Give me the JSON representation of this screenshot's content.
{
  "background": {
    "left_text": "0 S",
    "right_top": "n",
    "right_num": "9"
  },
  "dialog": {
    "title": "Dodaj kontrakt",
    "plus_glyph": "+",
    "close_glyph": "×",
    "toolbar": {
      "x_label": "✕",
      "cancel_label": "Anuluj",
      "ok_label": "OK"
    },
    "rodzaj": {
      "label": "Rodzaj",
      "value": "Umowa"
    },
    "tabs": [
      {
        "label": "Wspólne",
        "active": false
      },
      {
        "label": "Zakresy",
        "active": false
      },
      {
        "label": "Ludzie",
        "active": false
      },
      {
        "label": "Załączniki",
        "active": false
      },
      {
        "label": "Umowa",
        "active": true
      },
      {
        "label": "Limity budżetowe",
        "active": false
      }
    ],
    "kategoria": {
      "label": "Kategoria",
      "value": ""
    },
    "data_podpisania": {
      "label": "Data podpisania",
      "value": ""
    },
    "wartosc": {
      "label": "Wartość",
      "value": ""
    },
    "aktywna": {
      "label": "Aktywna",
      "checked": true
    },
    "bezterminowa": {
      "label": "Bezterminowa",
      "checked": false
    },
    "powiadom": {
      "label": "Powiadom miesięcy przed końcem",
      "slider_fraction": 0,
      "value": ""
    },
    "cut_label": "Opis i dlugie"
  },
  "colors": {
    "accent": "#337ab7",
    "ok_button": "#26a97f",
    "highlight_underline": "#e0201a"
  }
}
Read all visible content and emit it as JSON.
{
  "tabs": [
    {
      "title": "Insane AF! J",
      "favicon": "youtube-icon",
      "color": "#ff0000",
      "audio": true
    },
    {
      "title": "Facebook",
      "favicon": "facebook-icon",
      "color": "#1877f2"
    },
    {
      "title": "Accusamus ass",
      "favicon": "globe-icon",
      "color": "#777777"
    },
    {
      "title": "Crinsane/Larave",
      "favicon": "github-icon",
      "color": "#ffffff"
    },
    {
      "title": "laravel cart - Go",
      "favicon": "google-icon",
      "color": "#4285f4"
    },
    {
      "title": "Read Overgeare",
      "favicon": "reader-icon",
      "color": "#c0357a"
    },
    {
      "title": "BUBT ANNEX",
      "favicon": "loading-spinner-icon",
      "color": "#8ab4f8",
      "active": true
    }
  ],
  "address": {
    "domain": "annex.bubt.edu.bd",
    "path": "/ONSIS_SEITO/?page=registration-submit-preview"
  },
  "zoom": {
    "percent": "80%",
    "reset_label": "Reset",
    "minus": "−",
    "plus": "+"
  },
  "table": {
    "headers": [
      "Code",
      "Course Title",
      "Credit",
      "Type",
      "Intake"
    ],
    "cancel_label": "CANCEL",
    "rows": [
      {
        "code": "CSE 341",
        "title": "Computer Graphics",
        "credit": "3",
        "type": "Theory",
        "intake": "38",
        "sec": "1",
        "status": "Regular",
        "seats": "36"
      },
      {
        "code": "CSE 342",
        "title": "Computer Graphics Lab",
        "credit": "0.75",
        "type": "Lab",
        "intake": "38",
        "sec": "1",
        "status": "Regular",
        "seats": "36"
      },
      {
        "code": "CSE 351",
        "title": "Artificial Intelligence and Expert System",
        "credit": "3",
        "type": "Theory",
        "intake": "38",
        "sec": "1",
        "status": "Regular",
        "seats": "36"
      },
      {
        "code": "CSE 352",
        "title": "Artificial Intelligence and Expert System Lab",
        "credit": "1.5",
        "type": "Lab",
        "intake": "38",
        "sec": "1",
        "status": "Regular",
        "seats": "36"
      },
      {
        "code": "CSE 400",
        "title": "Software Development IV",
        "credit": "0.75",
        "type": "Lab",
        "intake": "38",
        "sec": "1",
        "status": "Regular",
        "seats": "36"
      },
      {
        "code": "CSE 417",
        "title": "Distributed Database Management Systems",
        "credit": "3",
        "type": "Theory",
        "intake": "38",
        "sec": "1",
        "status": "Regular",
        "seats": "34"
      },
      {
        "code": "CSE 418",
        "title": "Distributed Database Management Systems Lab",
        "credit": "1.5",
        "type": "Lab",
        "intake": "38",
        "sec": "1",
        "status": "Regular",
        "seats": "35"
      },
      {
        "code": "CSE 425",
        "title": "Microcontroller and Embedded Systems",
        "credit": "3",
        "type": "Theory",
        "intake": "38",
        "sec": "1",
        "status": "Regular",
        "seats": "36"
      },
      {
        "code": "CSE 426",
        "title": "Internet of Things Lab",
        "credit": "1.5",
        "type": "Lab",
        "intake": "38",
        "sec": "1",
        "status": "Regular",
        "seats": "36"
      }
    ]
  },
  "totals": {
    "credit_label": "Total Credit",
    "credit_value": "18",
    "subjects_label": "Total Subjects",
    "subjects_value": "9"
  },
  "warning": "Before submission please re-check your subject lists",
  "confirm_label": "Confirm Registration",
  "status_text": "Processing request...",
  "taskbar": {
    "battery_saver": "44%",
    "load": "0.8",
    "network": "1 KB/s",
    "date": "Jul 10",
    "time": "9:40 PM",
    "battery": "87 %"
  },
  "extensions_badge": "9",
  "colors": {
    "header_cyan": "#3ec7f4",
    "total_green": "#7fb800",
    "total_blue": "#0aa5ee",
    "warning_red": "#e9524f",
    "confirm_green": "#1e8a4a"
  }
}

§

# SHORT TASK
Considering only the records above, state the number of lines that include the word "Graphics", with nothing added.

# SOLUTION FOR THIS EXERCISE
2